Aim => Copy the records that follow exactly as written, but not their pictures.

The input =>
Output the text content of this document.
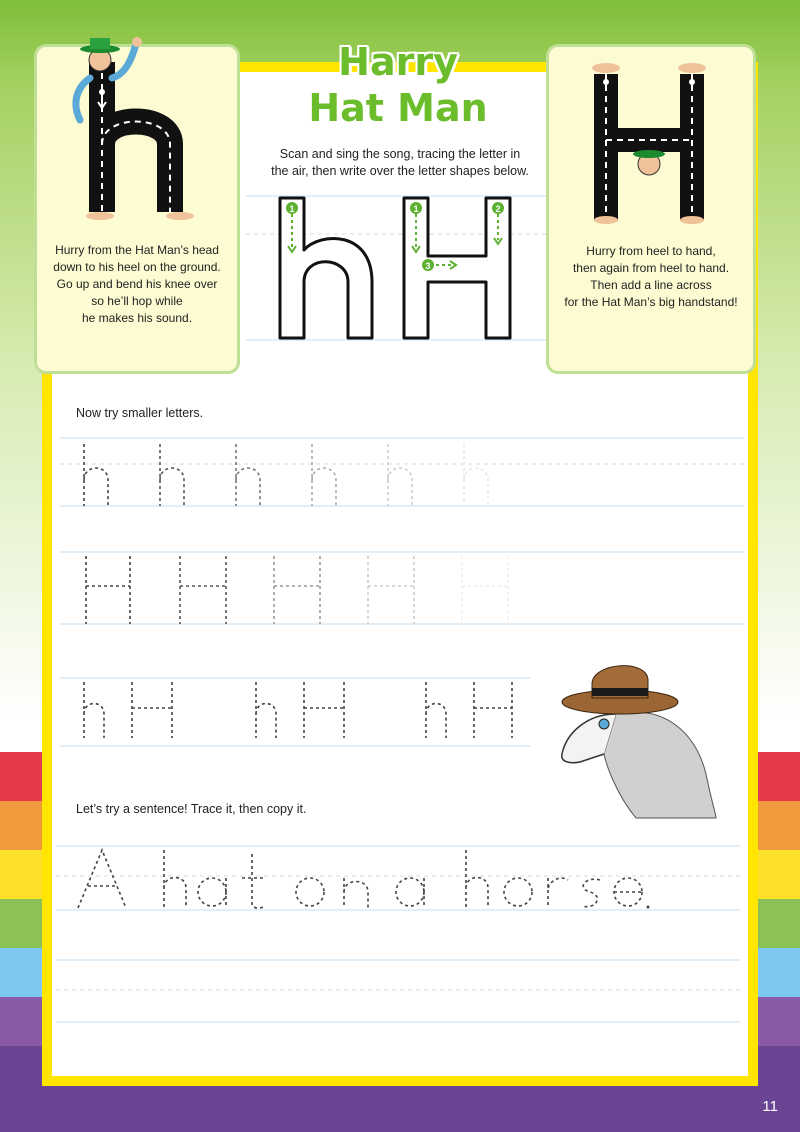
Hurry from the Hat Man’s head
down to his heel on the ground.
Go up and bend his knee over
so he’ll hop while
he makes his sound.
Hurry from heel to hand,
then again from heel to hand.
Then add a line across
for the Hat Man’s big handstand!
Harry
Hat Man
Scan and sing the song, tracing the letter in
the air, then write over the letter shapes below.
1	1	2
3
Now try smaller letters.
Let’s try a sentence! Trace it, then copy it.
11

Response to the exercise =>
Output the text content of this document.
Hurry from the Hat Man’s head
down to his heel on the ground.
Go up and bend his knee over
so he’ll hop while
he makes his sound.
Hurry from heel to hand,
then again from heel to hand.
Then add a line across
for the Hat Man’s big handstand!
Harry
Hat Man
Scan and sing the song, tracing the letter in
the air, then write over the letter shapes below.
1	1	2
3
Now try smaller letters.
Let’s try a sentence! Trace it, then copy it.
11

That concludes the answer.